Escribe la continuación del fragmento de diario sobre la tarde con Maura en La Montaña de los Desesperados, comenzando después de su última oración.

───── Pasaje mostrado ─────

MAÑANA:                                                                               

HACIA EL TERCER Y ÚLTIMO FINAL
Nota: Este Diario ya se ha comido seis bolígrafos. Acabo de regresar de comprar dos más.




sábado, 4 de diciembre de 2010

11 de septiembre (Parte 5).

  Como mi tormento no me permite descansar y, mucho menos, dormir, escribiré cómo transcurrió la tarde y, después, la noche del domingo.
  Asustado, temeroso, arrepentido y sintiéndome vilmente culpable, después de recogerla en su casa llegué con Maura a La Montaña de los Desesperados a eso de las dos de la tarde. Al montarse en el auto ella expresó que no podía creer que después de casi cuatro años estábamos otra vez juntos, como si nada hubiese sucedido. Hablamos de todo. O, mejor dicho, ella habló de todo. Yo sólo escuchaba. En mis pensamientos la figura de Carolina, el incandescente reflejo de mi pecado, de mí primera traición, me incomodaba hasta los cojones. Pero todo estaba ya consumado (o a punto de consumar) y ella a mi lado. ¿Qué hacer?... ¿Ir hacia atrás y devolverla a su casa? Aunque lo pensé, la crueldad de Carolina me hizo seguir hacia adelante sin mirar atrás.

───── Datos proporcionados ─────

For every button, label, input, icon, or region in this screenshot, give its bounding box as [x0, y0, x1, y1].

─────

### Respuesta al ejercicio
  Maura estaba más hermosa que la última vez que la vi. Se conserva muy bien a sus treinta y cuatro años. No aparenta su edad. Más bien parece de veintiocho. Su cabello rubio plata, su rostro blanco y ojos acaramelados, además de su bien formada figura pese a su estatura (no debe pasar de un metro sesenta y ocho), la hacen apetecible (¡y yo con el hambre que tenía!) a los ojos de cualquier hombre. En la época en que andábamos juntos muchos volteaban a verla en condicionado reflejo sin importarles que estuviese acompañada. Y si a todos esos atributos femeninos le unimos su picardía, coquetería y sensualidad, la convierten en una mujer bastante irresistible.
 En el camino a la montaña, a fin de que ella conociese los alrededores (y también con el propósito de despistarla) les di varias vueltas por entradas y recovecos desconocidos hasta para mí. Mientras rodábamos le advertí que no dijese palabra sobre nuestro encuentro ni dónde estaba metido. En varios lugares de la vía le pedí que desviase la vista a fin de que no se percatara de los avisos que había en la ruta. Casi al llegar a la trocha que conduce hacia las cascaritas la conminé a reclinar su cuerpo hacia adelante y taparse los ojos con las manos para que no viese la vereda que va hacia mi refugio. Ella se reía, hacía preguntas sobre el porqué de tan insólita petición. No podía creer lo que le estaba pidiendo, sin embargo hizo caso y accedió.
  Se lo pedí porque a ella (es su naturaleza) se le va mucho la lengua. Nadie sabía, hasta ahora, dónde estaba metido. Debía mantenerlo en secreto de todos, no tanto por lo deprimente del lugar, sino para preservar mi íntimo tormento. Es mío y de nadie más y a nadie le he dado licencia para meterse en mi alma y regodearse en mi sufrimiento. Lo de Antonello y Luna fue un desahogo necesario. Un desahogo alcohólico que me evitó que explotase por dentro, que permitió seguir viviendo, aunque fuese atormentado, pero viviendo.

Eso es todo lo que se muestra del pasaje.